## Task details
Your answer should be a single number: the count of lines containing the string "公司安委会会议".

## Extracted entries
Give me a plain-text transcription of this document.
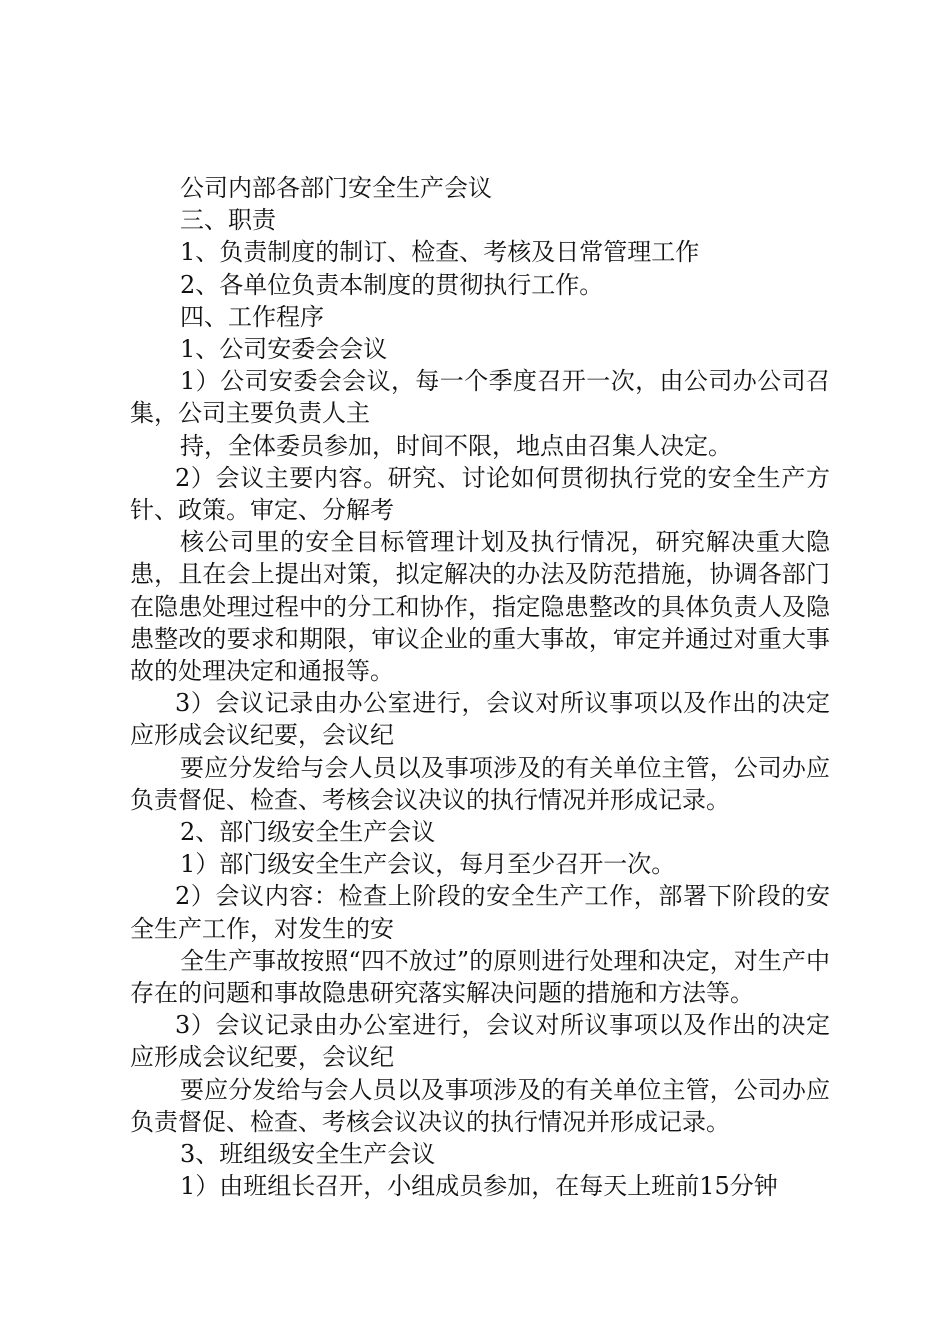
公司内部各部门安全生产会议

三、职责

1、负责制度的制订、检查、考核及日常管理工作

2、各单位负责本制度的贯彻执行工作。

四、工作程序

1、公司安委会会议

1）公司安委会会议，每一个季度召开一次，由公司办公司召集，公司主要负责人主

持，全体委员参加，时间不限，地点由召集人决定。

2）会议主要内容。研究、讨论如何贯彻执行党的安全生产方针、政策。审定、分解考

核公司里的安全目标管理计划及执行情况，研究解决重大隐患，且在会上提出对策，拟定解决的办法及防范措施，协调各部门在隐患处理过程中的分工和协作，指定隐患整改的具体负责人及隐患整改的要求和期限，审议企业的重大事故，审定并通过对重大事故的处理决定和通报等。

3）会议记录由办公室进行，会议对所议事项以及作出的决定应形成会议纪要，会议纪

要应分发给与会人员以及事项涉及的有关单位主管，公司办应负责督促、检查、考核会议决议的执行情况并形成记录。

2、部门级安全生产会议

1）部门级安全生产会议，每月至少召开一次。

2）会议内容：检查上阶段的安全生产工作，部署下阶段的安全生产工作，对发生的安

全生产事故按照“四不放过”的原则进行处理和决定，对生产中存在的问题和事故隐患研究落实解决问题的措施和方法等。

3）会议记录由办公室进行，会议对所议事项以及作出的决定应形成会议纪要，会议纪

要应分发给与会人员以及事项涉及的有关单位主管，公司办应负责督促、检查、考核会议决议的执行情况并形成记录。

3、班组级安全生产会议

1）由班组长召开，小组成员参加，在每天上班前15分钟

## Solution
2